▶ [Required work]: Write the data out again exactly, with no pictures.

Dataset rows
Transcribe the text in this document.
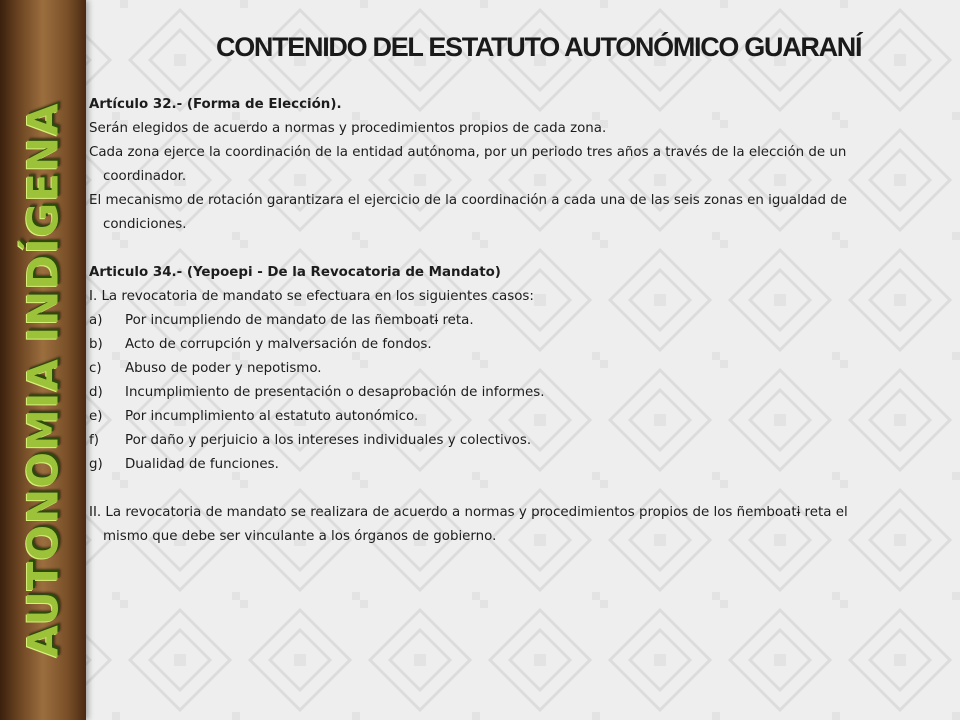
AUTONOMIA INDÍGENA
CONTENIDO DEL ESTATUTO AUTONÓMICO GUARANÍ

Artículo 32.- (Forma de Elección).

Serán elegidos de acuerdo a normas y procedimientos propios de cada zona.

Cada zona ejerce la coordinación de la entidad autónoma, por un periodo tres años a través de la elección de un coordinador.

El mecanismo de rotación garantizara el ejercicio de la coordinación a cada una de las seis zonas en igualdad de condiciones.

Articulo 34.- (Yepoepi - De la Revocatoria de Mandato)

I. La revocatoria de mandato se efectuara en los siguientes casos:

a)	Por incumpliendo de mandato de las ñemboatɨ reta.
b)	Acto de corrupción y malversación de fondos.
c)	Abuso de poder y nepotismo.
d)	Incumplimiento de presentación o desaprobación de informes.
e)	Por incumplimiento al estatuto autonómico.
f)	Por daño y perjuicio a los intereses individuales y colectivos.
g)	Dualidad de funciones.

II. La revocatoria de mandato se realizara de acuerdo a normas y procedimientos propios de los ñemboatɨ reta el mismo que debe ser vinculante a los órganos de gobierno.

▶ [Answer below]:
Transcribe the text in this document.
AUTONOMIA INDÍGENA
CONTENIDO DEL ESTATUTO AUTONÓMICO GUARANÍ

Artículo 32.- (Forma de Elección).

Serán elegidos de acuerdo a normas y procedimientos propios de cada zona.

Cada zona ejerce la coordinación de la entidad autónoma, por un periodo tres años a través de la elección de un coordinador.

El mecanismo de rotación garantizara el ejercicio de la coordinación a cada una de las seis zonas en igualdad de condiciones.

Articulo 34.- (Yepoepi - De la Revocatoria de Mandato)

I. La revocatoria de mandato se efectuara en los siguientes casos:

a)	Por incumpliendo de mandato de las ñemboatɨ reta.
b)	Acto de corrupción y malversación de fondos.
c)	Abuso de poder y nepotismo.
d)	Incumplimiento de presentación o desaprobación de informes.
e)	Por incumplimiento al estatuto autonómico.
f)	Por daño y perjuicio a los intereses individuales y colectivos.
g)	Dualidad de funciones.

II. La revocatoria de mandato se realizara de acuerdo a normas y procedimientos propios de los ñemboatɨ reta el mismo que debe ser vinculante a los órganos de gobierno.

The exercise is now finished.